▼
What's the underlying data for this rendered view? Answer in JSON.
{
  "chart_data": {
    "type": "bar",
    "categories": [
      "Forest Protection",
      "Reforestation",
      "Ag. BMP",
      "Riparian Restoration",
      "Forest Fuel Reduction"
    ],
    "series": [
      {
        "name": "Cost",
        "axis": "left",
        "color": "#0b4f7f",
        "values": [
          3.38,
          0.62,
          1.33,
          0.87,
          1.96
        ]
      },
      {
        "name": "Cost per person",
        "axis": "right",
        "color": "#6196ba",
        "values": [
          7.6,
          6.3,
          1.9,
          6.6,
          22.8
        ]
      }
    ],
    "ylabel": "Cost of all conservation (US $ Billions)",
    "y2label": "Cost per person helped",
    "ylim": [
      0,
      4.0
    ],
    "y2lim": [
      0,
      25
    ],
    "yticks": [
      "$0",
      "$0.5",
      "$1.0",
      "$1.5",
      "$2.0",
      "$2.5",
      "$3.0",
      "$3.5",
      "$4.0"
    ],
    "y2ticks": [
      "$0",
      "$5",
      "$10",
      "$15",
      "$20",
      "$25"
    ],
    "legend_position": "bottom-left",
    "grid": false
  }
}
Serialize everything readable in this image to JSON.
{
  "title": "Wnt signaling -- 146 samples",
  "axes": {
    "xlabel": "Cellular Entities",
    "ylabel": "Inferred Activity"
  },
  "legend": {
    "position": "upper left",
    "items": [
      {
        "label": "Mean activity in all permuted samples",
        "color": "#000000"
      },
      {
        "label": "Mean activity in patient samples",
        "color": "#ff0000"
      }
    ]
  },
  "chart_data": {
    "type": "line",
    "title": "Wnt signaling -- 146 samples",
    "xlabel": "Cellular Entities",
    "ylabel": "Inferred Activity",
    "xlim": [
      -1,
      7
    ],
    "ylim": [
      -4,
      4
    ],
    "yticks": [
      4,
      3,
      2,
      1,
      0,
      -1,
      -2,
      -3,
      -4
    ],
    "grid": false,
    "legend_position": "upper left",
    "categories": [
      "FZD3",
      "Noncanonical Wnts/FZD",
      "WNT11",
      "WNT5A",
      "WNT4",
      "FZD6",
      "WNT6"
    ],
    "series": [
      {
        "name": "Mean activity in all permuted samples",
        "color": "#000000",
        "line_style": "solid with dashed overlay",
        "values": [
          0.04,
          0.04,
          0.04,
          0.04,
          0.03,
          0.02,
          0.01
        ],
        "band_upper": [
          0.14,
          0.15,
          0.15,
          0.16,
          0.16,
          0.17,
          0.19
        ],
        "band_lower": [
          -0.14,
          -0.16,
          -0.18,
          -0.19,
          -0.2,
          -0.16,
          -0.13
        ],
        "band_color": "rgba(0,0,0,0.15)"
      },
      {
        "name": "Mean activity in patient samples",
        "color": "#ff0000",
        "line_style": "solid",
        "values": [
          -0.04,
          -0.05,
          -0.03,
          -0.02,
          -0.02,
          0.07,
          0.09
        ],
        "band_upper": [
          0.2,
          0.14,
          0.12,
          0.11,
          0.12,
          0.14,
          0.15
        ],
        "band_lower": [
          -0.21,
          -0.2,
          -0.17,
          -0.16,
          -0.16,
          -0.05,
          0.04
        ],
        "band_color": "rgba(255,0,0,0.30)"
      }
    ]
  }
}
▲
__Instructions to follow__. Repeat each record exactly, leaving nothing out.

__Result__.
What's the underlying data for this rendered view? Answer in JSON.
{
  "chart_data": {
    "type": "bar",
    "categories": [
      "Forest Protection",
      "Reforestation",
      "Ag. BMP",
      "Riparian Restoration",
      "Forest Fuel Reduction"
    ],
    "series": [
      {
        "name": "Cost",
        "axis": "left",
        "color": "#0b4f7f",
        "values": [
          3.38,
          0.62,
          1.33,
          0.87,
          1.96
        ]
      },
      {
        "name": "Cost per person",
        "axis": "right",
        "color": "#6196ba",
        "values": [
          7.6,
          6.3,
          1.9,
          6.6,
          22.8
        ]
      }
    ],
    "ylabel": "Cost of all conservation (US $ Billions)",
    "y2label": "Cost per person helped",
    "ylim": [
      0,
      4.0
    ],
    "y2lim": [
      0,
      25
    ],
    "yticks": [
      "$0",
      "$0.5",
      "$1.0",
      "$1.5",
      "$2.0",
      "$2.5",
      "$3.0",
      "$3.5",
      "$4.0"
    ],
    "y2ticks": [
      "$0",
      "$5",
      "$10",
      "$15",
      "$20",
      "$25"
    ],
    "legend_position": "bottom-left",
    "grid": false
  }
}
Serialize everything readable in this image to JSON.
{
  "title": "Wnt signaling -- 146 samples",
  "axes": {
    "xlabel": "Cellular Entities",
    "ylabel": "Inferred Activity"
  },
  "legend": {
    "position": "upper left",
    "items": [
      {
        "label": "Mean activity in all permuted samples",
        "color": "#000000"
      },
      {
        "label": "Mean activity in patient samples",
        "color": "#ff0000"
      }
    ]
  },
  "chart_data": {
    "type": "line",
    "title": "Wnt signaling -- 146 samples",
    "xlabel": "Cellular Entities",
    "ylabel": "Inferred Activity",
    "xlim": [
      -1,
      7
    ],
    "ylim": [
      -4,
      4
    ],
    "yticks": [
      4,
      3,
      2,
      1,
      0,
      -1,
      -2,
      -3,
      -4
    ],
    "grid": false,
    "legend_position": "upper left",
    "categories": [
      "FZD3",
      "Noncanonical Wnts/FZD",
      "WNT11",
      "WNT5A",
      "WNT4",
      "FZD6",
      "WNT6"
    ],
    "series": [
      {
        "name": "Mean activity in all permuted samples",
        "color": "#000000",
        "line_style": "solid with dashed overlay",
        "values": [
          0.04,
          0.04,
          0.04,
          0.04,
          0.03,
          0.02,
          0.01
        ],
        "band_upper": [
          0.14,
          0.15,
          0.15,
          0.16,
          0.16,
          0.17,
          0.19
        ],
        "band_lower": [
          -0.14,
          -0.16,
          -0.18,
          -0.19,
          -0.2,
          -0.16,
          -0.13
        ],
        "band_color": "rgba(0,0,0,0.15)"
      },
      {
        "name": "Mean activity in patient samples",
        "color": "#ff0000",
        "line_style": "solid",
        "values": [
          -0.04,
          -0.05,
          -0.03,
          -0.02,
          -0.02,
          0.07,
          0.09
        ],
        "band_upper": [
          0.2,
          0.14,
          0.12,
          0.11,
          0.12,
          0.14,
          0.15
        ],
        "band_lower": [
          -0.21,
          -0.2,
          -0.17,
          -0.16,
          -0.16,
          -0.05,
          0.04
        ],
        "band_color": "rgba(255,0,0,0.30)"
      }
    ]
  }
}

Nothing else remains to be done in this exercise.